## Task to carry out
Please update every entry below by replacing "para-line" with "text-line" and leaving everything else as it is.

## The records
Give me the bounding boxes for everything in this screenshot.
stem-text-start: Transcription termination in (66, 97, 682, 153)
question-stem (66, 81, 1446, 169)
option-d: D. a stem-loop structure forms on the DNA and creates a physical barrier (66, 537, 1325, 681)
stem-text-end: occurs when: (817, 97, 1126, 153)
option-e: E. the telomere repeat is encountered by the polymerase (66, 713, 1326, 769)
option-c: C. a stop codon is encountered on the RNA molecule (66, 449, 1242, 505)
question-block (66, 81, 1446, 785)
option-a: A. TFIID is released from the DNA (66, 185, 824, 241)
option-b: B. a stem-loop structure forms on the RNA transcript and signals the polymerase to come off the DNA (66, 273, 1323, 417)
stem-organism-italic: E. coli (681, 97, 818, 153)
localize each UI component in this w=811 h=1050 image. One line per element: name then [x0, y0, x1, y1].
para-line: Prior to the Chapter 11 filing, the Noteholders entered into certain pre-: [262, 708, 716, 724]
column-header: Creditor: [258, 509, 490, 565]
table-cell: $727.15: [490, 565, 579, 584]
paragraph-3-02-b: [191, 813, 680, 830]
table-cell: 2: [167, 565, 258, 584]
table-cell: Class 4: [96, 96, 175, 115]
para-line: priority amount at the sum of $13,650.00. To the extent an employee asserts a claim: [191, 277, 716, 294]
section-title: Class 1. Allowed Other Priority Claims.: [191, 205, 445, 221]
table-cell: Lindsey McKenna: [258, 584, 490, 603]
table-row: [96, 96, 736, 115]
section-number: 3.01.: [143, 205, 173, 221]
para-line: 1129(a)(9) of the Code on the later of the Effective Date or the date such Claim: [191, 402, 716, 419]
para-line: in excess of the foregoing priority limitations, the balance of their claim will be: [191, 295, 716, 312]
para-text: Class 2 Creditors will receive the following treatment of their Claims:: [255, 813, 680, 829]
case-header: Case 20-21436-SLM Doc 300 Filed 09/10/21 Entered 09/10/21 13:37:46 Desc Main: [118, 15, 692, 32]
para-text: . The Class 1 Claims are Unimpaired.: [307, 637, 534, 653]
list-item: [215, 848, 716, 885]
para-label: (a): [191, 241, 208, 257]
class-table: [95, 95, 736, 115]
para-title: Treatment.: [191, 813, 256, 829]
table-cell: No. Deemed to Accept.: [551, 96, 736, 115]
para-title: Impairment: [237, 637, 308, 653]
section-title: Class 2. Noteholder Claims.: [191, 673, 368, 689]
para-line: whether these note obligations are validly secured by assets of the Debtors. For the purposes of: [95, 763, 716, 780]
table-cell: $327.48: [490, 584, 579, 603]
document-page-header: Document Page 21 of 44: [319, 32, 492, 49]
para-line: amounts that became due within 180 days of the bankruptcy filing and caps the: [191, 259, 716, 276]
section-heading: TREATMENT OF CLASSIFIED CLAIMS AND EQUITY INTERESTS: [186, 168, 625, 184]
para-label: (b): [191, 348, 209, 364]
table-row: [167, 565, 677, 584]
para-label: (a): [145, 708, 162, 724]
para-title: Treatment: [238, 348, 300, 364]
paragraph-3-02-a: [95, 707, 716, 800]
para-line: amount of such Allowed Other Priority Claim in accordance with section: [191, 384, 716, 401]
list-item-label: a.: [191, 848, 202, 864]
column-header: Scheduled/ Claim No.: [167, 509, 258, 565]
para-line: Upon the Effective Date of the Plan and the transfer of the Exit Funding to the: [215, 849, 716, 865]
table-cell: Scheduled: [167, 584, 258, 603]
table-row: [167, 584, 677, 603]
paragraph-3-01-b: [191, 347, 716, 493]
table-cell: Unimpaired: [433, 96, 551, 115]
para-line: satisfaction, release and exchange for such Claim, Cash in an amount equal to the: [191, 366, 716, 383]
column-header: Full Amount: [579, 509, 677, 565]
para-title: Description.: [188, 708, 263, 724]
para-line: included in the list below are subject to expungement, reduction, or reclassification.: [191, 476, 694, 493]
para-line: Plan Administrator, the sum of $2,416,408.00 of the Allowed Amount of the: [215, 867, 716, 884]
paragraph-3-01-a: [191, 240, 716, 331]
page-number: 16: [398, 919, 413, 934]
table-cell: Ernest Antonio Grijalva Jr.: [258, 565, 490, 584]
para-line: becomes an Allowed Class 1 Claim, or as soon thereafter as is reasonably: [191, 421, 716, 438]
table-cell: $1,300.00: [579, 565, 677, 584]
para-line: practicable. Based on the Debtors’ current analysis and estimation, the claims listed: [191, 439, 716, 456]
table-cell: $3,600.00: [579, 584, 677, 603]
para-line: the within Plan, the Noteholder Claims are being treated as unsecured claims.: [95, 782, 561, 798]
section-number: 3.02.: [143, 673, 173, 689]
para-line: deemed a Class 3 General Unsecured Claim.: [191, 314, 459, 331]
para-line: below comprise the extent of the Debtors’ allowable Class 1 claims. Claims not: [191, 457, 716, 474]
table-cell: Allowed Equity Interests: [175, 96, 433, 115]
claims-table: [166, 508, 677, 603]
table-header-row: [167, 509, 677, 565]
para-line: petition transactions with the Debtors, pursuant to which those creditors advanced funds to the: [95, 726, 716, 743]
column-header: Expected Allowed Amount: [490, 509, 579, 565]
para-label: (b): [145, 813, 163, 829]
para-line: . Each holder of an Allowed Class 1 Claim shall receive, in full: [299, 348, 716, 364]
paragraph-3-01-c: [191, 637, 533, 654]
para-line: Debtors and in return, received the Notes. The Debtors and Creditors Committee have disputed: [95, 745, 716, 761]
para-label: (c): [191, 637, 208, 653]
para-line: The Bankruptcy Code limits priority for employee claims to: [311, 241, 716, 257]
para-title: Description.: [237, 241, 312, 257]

## Reply
Give me the bounding boxes for everything in this screenshot.
stem-text-start: Transcription termination in (66, 97, 682, 153)
question-stem (66, 81, 1446, 169)
option-d: D. a stem-loop structure forms on the DNA and creates a physical barrier (66, 537, 1325, 681)
stem-text-end: occurs when: (817, 97, 1126, 153)
option-e: E. the telomere repeat is encountered by the polymerase (66, 713, 1326, 769)
option-c: C. a stop codon is encountered on the RNA molecule (66, 449, 1242, 505)
question-block (66, 81, 1446, 785)
option-a: A. TFIID is released from the DNA (66, 185, 824, 241)
option-b: B. a stem-loop structure forms on the RNA transcript and signals the polymerase to come off the DNA (66, 273, 1323, 417)
stem-organism-italic: E. coli (681, 97, 818, 153)
localize each UI component in this w=811 h=1050 image. One line per element: name then [x0, y0, x1, y1].
text-line: Prior to the Chapter 11 filing, the Noteholders entered into certain pre-: [262, 708, 716, 724]
column-header: Creditor: [258, 509, 490, 565]
table-cell: $727.15: [490, 565, 579, 584]
paragraph-3-02-b: [191, 813, 680, 830]
table-cell: 2: [167, 565, 258, 584]
table-cell: Class 4: [96, 96, 175, 115]
text-line: priority amount at the sum of $13,650.00. To the extent an employee asserts a claim: [191, 277, 716, 294]
section-title: Class 1. Allowed Other Priority Claims.: [191, 205, 445, 221]
table-cell: Lindsey McKenna: [258, 584, 490, 603]
table-row: [96, 96, 736, 115]
section-number: 3.01.: [143, 205, 173, 221]
text-line: 1129(a)(9) of the Code on the later of the Effective Date or the date such Claim: [191, 402, 716, 419]
text-line: in excess of the foregoing priority limitations, the balance of their claim will be: [191, 295, 716, 312]
para-text: Class 2 Creditors will receive the following treatment of their Claims:: [255, 813, 680, 829]
case-header: Case 20-21436-SLM Doc 300 Filed 09/10/21 Entered 09/10/21 13:37:46 Desc Main: [118, 15, 692, 32]
para-text: . The Class 1 Claims are Unimpaired.: [307, 637, 534, 653]
list-item: [215, 848, 716, 885]
para-label: (a): [191, 241, 208, 257]
class-table: [95, 95, 736, 115]
para-title: Treatment.: [191, 813, 256, 829]
table-cell: No. Deemed to Accept.: [551, 96, 736, 115]
para-title: Impairment: [237, 637, 308, 653]
section-title: Class 2. Noteholder Claims.: [191, 673, 368, 689]
text-line: whether these note obligations are validly secured by assets of the Debtors. For the purposes of: [95, 763, 716, 780]
table-cell: $327.48: [490, 584, 579, 603]
document-page-header: Document Page 21 of 44: [319, 32, 492, 49]
text-line: amounts that became due within 180 days of the bankruptcy filing and caps the: [191, 259, 716, 276]
section-heading: TREATMENT OF CLASSIFIED CLAIMS AND EQUITY INTERESTS: [186, 168, 625, 184]
para-label: (b): [191, 348, 209, 364]
table-row: [167, 565, 677, 584]
para-label: (a): [145, 708, 162, 724]
para-title: Treatment: [238, 348, 300, 364]
paragraph-3-02-a: [95, 707, 716, 800]
text-line: amount of such Allowed Other Priority Claim in accordance with section: [191, 384, 716, 401]
list-item-label: a.: [191, 848, 202, 864]
column-header: Scheduled/ Claim No.: [167, 509, 258, 565]
text-line: Upon the Effective Date of the Plan and the transfer of the Exit Funding to the: [215, 849, 716, 865]
table-cell: Scheduled: [167, 584, 258, 603]
table-row: [167, 584, 677, 603]
paragraph-3-01-b: [191, 347, 716, 493]
table-cell: Unimpaired: [433, 96, 551, 115]
text-line: satisfaction, release and exchange for such Claim, Cash in an amount equal to the: [191, 366, 716, 383]
column-header: Full Amount: [579, 509, 677, 565]
para-title: Description.: [188, 708, 263, 724]
text-line: included in the list below are subject to expungement, reduction, or reclassification.: [191, 476, 694, 493]
text-line: Plan Administrator, the sum of $2,416,408.00 of the Allowed Amount of the: [215, 867, 716, 884]
paragraph-3-01-a: [191, 240, 716, 331]
page-number: 16: [398, 919, 413, 934]
table-cell: Ernest Antonio Grijalva Jr.: [258, 565, 490, 584]
text-line: becomes an Allowed Class 1 Claim, or as soon thereafter as is reasonably: [191, 421, 716, 438]
table-cell: $1,300.00: [579, 565, 677, 584]
text-line: practicable. Based on the Debtors’ current analysis and estimation, the claims listed: [191, 439, 716, 456]
table-cell: $3,600.00: [579, 584, 677, 603]
text-line: the within Plan, the Noteholder Claims are being treated as unsecured claims.: [95, 782, 561, 798]
section-number: 3.02.: [143, 673, 173, 689]
text-line: deemed a Class 3 General Unsecured Claim.: [191, 314, 459, 331]
text-line: below comprise the extent of the Debtors’ allowable Class 1 claims. Claims not: [191, 457, 716, 474]
table-cell: Allowed Equity Interests: [175, 96, 433, 115]
claims-table: [166, 508, 677, 603]
table-header-row: [167, 509, 677, 565]
text-line: petition transactions with the Debtors, pursuant to which those creditors advanced funds to the: [95, 726, 716, 743]
column-header: Expected Allowed Amount: [490, 509, 579, 565]
para-label: (b): [145, 813, 163, 829]
text-line: . Each holder of an Allowed Class 1 Claim shall receive, in full: [299, 348, 716, 364]
paragraph-3-01-c: [191, 637, 533, 654]
text-line: Debtors and in return, received the Notes. The Debtors and Creditors Committee have disputed: [95, 745, 716, 761]
para-label: (c): [191, 637, 208, 653]
text-line: The Bankruptcy Code limits priority for employee claims to: [311, 241, 716, 257]
para-title: Description.: [237, 241, 312, 257]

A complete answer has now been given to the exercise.